Requirements:
**1.** Answer these questions from the court opinion:
(a) At what time and on what date did the State Trooper stop the automobile?
(b) Where in the car was the paper bag of cocaine found?
(c) Who owned the car?
**2.** Copy the court opinion word for word from "Antell, Scalera and" to "as a passenger.".

Excerpt:

Decided: March 25, 1991.
STATE OF NEW JERSEY, PLAINTIFF-RESPONDENT,
RAYMOND COLON, DEFENDANT-APPELLANT
On appeal from Superior Court, Law Division, Bergen County.
Antell, Scalera and Keefe. The opinion of the court was delivered by Antell, P.J.A.D.
[246 NJSuper Page 609] After a jury trial, defendant was convicted of two counts of possession of cocaine, N.J.S.A. 2C:35-10a(1), and one count of possession of cocaine with intent to distribute, N.J.S.A. 2C:35-5b(1). According to the evidence, at about 7:40 p.m. on April 22, 1988, a State Trooper stopped an automobile being driven south by defendant on the New Jersey Turnpike. The car had been traveling "at a high rate of speed," and had a cracked tail light. Defendant could not produce his driving credentials and the trooper observed three vials of suspected cocaine on the center console in front of the stick shift. Codefendant Gladys Guzman, who was the car's owner, was riding in the front as a passenger.
[246 NJSuper Page 610]
The trooper arrested and handcuffed defendant and Guzman and then searched the car, finding, on the floor in front of the driver's seat, a paper bag containing more than five pounds of cocaine. When a glass pipe with brown residue was found in defendant's jacket pocket, defendant acknowledged that he was a user of crack cocaine and that the three vials on the console belonged to him. Both defendant and Guzman at first denied knowledge or ownership of the bag containing more than five pounds of cocaine.
The State's evidence was that after defendant had been given his Miranda warnings he admitted knowing that the bag of cocaine was in the car and what it was there for, presumably for distribution. Detective Schlueter testified that defendant said he knew where the cocaine was going, "but that it wasn't his."

[Labeled box records]
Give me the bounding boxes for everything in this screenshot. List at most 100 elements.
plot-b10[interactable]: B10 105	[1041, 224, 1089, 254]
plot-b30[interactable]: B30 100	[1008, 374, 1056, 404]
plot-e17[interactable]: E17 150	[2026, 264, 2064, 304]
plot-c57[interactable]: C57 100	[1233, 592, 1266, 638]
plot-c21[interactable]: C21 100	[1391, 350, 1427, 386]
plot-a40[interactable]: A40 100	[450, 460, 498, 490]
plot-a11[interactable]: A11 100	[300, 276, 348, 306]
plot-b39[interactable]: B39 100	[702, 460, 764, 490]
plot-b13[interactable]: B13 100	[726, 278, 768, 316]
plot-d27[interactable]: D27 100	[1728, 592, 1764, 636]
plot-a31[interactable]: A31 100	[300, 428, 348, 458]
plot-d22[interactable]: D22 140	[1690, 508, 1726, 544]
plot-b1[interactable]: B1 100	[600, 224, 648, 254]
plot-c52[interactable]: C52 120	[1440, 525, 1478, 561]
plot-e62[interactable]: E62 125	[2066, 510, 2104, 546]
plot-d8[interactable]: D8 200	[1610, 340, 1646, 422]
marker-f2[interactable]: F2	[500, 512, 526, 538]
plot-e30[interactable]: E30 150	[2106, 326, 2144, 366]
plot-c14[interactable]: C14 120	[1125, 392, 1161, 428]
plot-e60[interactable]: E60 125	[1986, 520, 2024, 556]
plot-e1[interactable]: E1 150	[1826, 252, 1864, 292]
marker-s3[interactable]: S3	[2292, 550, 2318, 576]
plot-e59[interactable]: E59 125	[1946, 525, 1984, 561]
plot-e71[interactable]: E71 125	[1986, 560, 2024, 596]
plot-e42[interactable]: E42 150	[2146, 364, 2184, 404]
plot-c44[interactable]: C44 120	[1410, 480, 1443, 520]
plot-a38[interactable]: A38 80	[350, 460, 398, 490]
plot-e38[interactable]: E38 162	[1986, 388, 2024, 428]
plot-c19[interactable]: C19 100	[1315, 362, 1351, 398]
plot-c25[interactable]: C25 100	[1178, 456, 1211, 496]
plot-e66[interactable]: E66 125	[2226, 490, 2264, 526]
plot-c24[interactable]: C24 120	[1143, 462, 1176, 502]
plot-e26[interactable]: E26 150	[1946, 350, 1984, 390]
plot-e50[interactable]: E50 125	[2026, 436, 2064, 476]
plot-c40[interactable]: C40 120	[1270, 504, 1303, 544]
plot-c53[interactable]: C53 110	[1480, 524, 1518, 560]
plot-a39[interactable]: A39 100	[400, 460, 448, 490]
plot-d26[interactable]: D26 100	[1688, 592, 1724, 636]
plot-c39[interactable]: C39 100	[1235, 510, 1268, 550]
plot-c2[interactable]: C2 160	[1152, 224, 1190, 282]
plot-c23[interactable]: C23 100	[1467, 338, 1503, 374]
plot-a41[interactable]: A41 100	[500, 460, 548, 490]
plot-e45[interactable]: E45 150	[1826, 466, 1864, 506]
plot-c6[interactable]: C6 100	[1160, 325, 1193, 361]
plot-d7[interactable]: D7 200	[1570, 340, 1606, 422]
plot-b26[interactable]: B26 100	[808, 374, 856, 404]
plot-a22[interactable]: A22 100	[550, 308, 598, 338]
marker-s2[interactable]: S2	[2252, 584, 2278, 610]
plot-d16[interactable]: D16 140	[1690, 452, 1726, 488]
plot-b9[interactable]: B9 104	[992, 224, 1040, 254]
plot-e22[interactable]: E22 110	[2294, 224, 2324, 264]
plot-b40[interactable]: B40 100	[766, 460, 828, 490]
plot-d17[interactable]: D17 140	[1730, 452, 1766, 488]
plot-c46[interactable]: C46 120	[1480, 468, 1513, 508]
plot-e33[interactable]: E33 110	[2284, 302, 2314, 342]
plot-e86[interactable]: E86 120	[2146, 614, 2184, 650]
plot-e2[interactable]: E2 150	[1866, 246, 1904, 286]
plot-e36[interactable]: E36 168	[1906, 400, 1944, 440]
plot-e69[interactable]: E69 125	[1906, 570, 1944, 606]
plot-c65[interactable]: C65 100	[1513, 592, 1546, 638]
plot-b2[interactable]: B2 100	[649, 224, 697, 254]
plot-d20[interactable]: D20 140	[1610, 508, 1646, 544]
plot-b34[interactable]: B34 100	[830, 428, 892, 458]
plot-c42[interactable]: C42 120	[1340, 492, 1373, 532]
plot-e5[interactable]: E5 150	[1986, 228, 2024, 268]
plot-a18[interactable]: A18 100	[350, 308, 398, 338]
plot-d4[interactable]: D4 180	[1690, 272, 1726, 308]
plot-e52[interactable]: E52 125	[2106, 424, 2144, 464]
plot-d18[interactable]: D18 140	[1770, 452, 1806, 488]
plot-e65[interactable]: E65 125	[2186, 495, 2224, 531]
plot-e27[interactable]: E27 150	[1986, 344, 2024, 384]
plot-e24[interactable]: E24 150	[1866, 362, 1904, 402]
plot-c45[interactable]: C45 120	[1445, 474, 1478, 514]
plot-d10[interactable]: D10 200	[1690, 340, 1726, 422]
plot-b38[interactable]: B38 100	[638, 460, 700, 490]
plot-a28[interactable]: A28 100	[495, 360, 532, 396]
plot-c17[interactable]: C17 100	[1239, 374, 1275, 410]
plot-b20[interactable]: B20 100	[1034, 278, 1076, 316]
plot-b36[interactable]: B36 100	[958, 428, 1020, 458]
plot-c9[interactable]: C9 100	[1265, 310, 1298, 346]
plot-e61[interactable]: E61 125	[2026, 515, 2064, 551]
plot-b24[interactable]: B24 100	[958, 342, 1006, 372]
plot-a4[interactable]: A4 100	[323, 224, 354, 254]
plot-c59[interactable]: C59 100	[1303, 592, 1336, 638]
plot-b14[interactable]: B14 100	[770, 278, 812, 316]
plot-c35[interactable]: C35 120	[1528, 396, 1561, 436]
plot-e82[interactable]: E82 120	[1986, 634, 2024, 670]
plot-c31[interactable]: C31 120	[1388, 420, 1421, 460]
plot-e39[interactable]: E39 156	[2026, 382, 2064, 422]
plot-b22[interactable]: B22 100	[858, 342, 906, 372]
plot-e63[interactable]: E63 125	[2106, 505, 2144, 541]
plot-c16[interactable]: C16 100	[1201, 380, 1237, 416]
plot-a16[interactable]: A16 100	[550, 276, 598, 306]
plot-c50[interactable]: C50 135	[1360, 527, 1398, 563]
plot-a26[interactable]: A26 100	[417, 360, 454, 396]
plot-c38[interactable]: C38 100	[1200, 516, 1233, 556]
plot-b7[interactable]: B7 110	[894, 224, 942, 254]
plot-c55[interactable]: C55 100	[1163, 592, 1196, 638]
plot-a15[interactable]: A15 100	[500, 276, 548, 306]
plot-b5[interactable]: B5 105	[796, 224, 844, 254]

Answer list:
**1.**
(a) At about 7:40 p.m. on April 22, 1988.
(b) On the floor in front of the driver's seat.
(c) Codefendant Gladys Guzman.

**2.**
Antell, Scalera and Keefe. The opinion of the court was delivered by Antell, P.J.A.D.
[246 NJSuper Page 609] After a jury trial, defendant was convicted of two counts of possession of cocaine, N.J.S.A. 2C:35-10a(1), and one count of possession of cocaine with intent to distribute, N.J.S.A. 2C:35-5b(1). According to the evidence, at about 7:40 p.m. on April 22, 1988, a State Trooper stopped an automobile being driven south by defendant on the New Jersey Turnpike. The car had been traveling "at a high rate of speed," and had a cracked tail light. Defendant could not produce his driving credentials and the trooper observed three vials of suspected cocaine on the center console in front of the stick shift. Codefendant Gladys Guzman, who was the car's owner, was riding in the front as a passenger.